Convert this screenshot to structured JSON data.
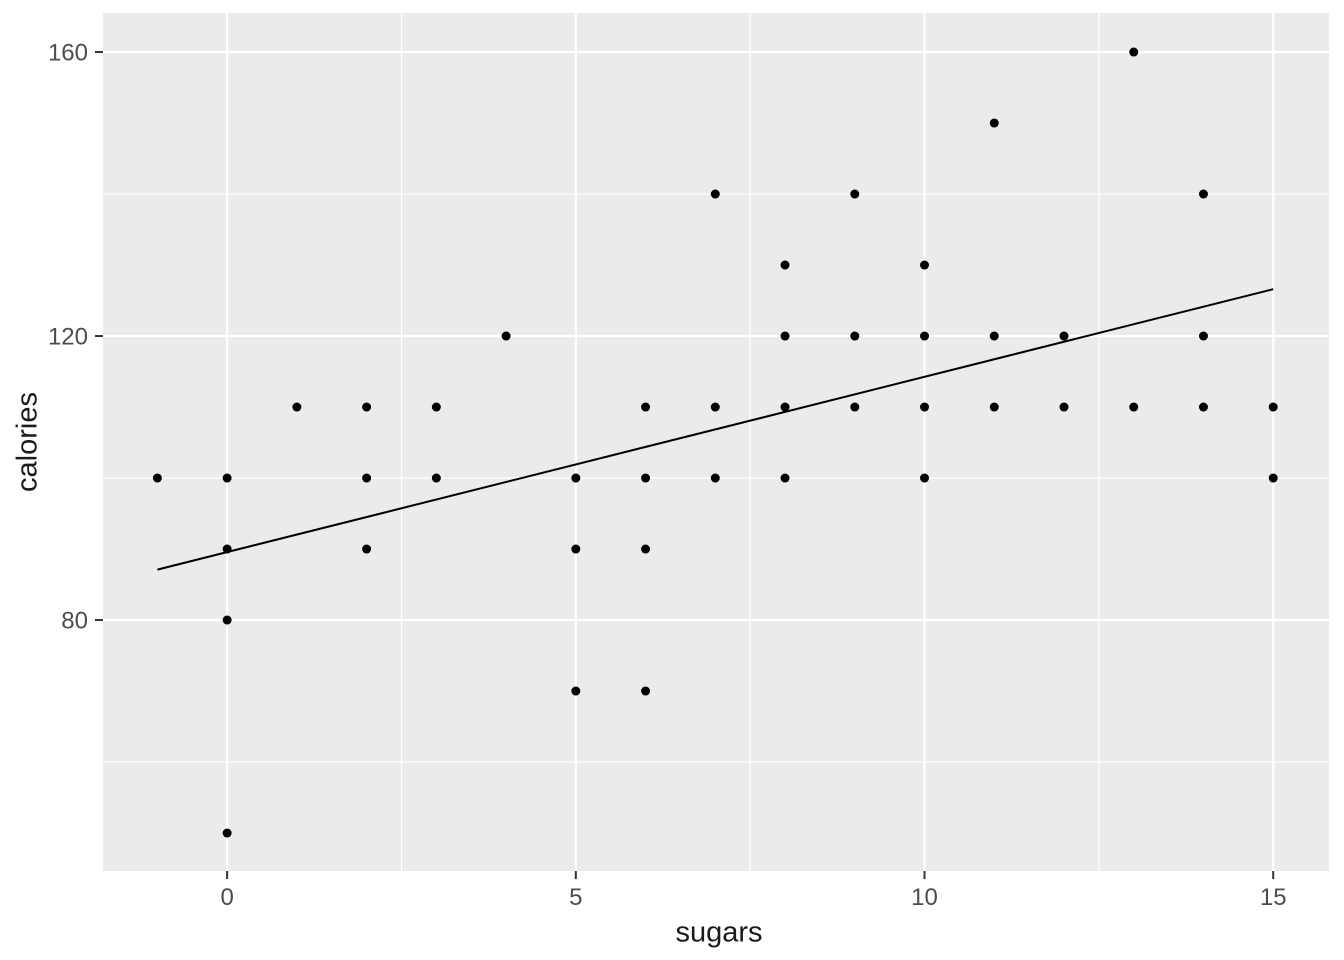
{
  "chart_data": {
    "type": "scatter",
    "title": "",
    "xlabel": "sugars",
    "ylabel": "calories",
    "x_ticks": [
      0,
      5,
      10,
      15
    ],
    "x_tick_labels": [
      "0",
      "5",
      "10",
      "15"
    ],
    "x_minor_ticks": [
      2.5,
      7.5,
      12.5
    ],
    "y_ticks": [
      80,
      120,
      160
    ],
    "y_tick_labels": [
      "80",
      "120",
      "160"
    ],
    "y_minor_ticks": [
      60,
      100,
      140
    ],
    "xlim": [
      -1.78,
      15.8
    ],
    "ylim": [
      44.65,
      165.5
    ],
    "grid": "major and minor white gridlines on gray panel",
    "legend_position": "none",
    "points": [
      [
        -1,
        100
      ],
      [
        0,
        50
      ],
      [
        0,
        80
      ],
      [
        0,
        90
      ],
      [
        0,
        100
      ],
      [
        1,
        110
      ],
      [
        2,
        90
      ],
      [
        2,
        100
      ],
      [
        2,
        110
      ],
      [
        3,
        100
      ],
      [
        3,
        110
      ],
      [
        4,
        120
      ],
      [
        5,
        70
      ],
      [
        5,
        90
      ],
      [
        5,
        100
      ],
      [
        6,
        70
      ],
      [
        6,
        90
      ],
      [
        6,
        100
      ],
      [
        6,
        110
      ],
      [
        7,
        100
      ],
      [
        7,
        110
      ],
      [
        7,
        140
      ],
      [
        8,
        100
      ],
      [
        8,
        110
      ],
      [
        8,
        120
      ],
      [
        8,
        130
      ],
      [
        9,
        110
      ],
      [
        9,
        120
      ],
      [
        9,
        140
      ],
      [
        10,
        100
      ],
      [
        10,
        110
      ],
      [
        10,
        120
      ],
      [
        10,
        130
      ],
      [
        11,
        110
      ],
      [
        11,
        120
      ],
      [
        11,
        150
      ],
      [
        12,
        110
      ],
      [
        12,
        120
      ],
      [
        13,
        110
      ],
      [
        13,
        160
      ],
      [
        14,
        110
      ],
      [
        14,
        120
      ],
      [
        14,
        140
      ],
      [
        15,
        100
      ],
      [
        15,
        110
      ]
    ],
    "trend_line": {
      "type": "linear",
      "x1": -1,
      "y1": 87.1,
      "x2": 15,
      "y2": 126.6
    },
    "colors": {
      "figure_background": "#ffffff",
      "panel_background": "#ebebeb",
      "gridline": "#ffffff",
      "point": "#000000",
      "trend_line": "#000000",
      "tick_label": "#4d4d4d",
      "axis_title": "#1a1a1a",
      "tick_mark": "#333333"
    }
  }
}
○ ○ ○ ○ ○
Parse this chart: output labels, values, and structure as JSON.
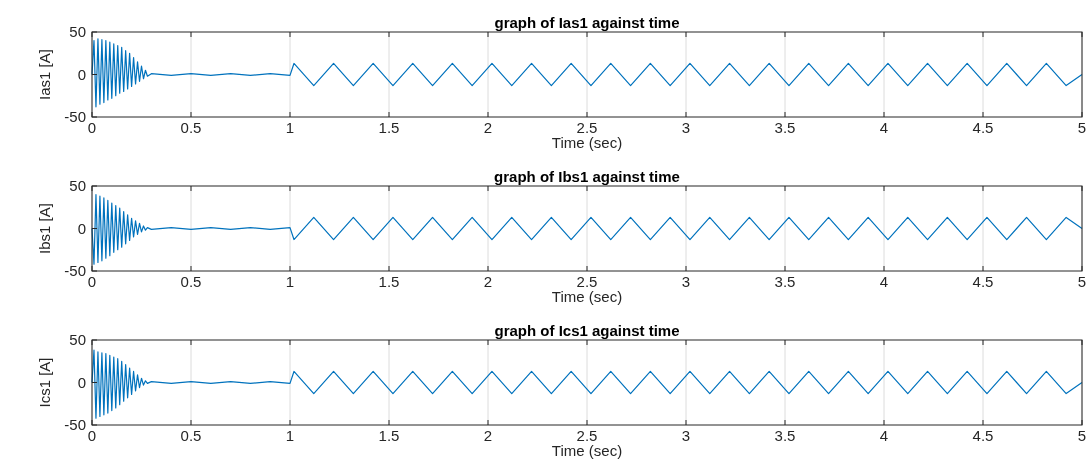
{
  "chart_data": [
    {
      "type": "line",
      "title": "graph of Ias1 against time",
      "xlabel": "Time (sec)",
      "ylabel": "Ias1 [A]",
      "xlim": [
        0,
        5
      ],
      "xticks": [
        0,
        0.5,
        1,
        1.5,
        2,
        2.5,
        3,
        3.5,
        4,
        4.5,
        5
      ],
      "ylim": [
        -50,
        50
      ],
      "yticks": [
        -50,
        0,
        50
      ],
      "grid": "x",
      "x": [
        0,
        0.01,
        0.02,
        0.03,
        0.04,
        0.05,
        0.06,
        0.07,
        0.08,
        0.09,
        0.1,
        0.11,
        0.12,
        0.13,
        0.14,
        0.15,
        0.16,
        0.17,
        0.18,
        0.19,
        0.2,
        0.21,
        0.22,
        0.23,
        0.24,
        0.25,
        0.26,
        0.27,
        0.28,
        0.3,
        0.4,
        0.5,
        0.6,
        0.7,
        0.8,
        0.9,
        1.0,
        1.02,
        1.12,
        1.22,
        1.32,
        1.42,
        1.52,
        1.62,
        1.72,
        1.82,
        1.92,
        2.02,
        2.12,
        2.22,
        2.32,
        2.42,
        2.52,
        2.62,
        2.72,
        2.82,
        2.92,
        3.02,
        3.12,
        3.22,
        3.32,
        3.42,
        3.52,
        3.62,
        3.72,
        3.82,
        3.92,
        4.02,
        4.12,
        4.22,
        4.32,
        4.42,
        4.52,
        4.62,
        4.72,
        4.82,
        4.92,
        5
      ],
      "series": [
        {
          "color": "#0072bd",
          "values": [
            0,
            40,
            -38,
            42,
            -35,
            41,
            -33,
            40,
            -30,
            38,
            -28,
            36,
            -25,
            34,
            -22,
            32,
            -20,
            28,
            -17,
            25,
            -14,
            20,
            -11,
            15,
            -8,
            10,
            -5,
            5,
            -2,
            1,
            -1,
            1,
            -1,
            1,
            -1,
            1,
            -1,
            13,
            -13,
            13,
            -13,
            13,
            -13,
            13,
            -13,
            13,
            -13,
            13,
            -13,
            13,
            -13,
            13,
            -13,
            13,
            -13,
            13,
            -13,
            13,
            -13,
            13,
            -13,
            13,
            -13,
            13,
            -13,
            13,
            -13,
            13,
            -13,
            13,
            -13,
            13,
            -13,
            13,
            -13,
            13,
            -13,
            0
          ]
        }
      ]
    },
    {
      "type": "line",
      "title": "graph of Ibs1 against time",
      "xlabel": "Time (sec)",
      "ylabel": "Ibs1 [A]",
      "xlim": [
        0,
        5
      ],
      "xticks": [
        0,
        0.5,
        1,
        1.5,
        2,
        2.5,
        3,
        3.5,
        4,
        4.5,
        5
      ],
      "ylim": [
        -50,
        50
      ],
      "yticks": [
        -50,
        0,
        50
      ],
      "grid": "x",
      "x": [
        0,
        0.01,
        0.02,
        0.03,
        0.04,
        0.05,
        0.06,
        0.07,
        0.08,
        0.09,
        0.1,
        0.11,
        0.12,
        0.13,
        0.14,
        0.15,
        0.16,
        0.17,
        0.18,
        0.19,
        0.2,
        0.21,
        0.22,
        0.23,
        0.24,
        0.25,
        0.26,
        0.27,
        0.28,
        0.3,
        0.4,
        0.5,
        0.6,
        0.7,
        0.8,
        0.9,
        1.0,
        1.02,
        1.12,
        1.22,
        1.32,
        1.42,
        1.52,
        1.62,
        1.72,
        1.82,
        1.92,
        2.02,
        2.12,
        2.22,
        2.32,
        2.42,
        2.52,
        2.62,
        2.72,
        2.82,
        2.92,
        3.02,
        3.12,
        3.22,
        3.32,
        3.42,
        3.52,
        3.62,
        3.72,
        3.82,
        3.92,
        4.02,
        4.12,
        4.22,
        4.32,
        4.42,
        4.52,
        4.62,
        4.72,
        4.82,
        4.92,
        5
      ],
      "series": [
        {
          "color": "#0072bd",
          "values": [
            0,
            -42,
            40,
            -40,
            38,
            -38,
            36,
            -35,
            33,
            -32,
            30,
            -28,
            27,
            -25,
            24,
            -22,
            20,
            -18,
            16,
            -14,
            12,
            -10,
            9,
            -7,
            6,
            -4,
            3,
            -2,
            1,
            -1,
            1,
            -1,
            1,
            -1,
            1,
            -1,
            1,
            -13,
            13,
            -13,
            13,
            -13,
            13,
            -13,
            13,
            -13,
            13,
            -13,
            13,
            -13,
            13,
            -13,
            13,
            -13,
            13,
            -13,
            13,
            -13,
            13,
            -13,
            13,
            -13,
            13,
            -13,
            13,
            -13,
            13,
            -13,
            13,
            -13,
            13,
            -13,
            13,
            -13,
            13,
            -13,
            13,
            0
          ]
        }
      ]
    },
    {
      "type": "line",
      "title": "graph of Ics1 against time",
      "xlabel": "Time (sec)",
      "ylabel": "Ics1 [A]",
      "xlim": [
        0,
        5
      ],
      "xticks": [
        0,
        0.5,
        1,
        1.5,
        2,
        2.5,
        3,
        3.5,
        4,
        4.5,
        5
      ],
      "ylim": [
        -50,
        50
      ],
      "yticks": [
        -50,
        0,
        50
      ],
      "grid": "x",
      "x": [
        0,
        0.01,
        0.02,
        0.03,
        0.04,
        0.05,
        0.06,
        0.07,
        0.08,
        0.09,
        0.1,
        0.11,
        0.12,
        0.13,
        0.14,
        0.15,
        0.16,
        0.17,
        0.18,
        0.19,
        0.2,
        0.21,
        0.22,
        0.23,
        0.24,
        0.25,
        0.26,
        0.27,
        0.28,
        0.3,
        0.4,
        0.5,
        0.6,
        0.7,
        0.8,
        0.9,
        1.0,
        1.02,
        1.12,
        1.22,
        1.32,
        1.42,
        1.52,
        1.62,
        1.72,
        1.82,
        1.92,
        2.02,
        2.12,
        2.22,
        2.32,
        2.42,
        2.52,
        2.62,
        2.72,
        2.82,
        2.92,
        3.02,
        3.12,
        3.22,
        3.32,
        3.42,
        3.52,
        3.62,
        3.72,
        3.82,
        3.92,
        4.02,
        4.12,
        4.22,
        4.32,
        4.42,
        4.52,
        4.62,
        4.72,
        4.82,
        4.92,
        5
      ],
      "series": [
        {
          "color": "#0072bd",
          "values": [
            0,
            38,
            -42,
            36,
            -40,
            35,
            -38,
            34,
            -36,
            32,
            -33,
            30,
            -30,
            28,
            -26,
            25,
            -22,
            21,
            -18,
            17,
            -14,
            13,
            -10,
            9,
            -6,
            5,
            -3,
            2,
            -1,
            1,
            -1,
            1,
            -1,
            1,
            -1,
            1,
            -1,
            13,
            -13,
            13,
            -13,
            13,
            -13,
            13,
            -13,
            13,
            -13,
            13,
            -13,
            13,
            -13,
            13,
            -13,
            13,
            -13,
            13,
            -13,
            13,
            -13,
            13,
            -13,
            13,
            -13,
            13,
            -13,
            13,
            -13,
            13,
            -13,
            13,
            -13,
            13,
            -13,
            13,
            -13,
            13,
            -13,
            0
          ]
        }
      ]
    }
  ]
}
○ ○ ○ ○ ○
__Given instruction__
Tally the lines above that contain the word "ylabel", and reply with only the number.

__Complete answer__
4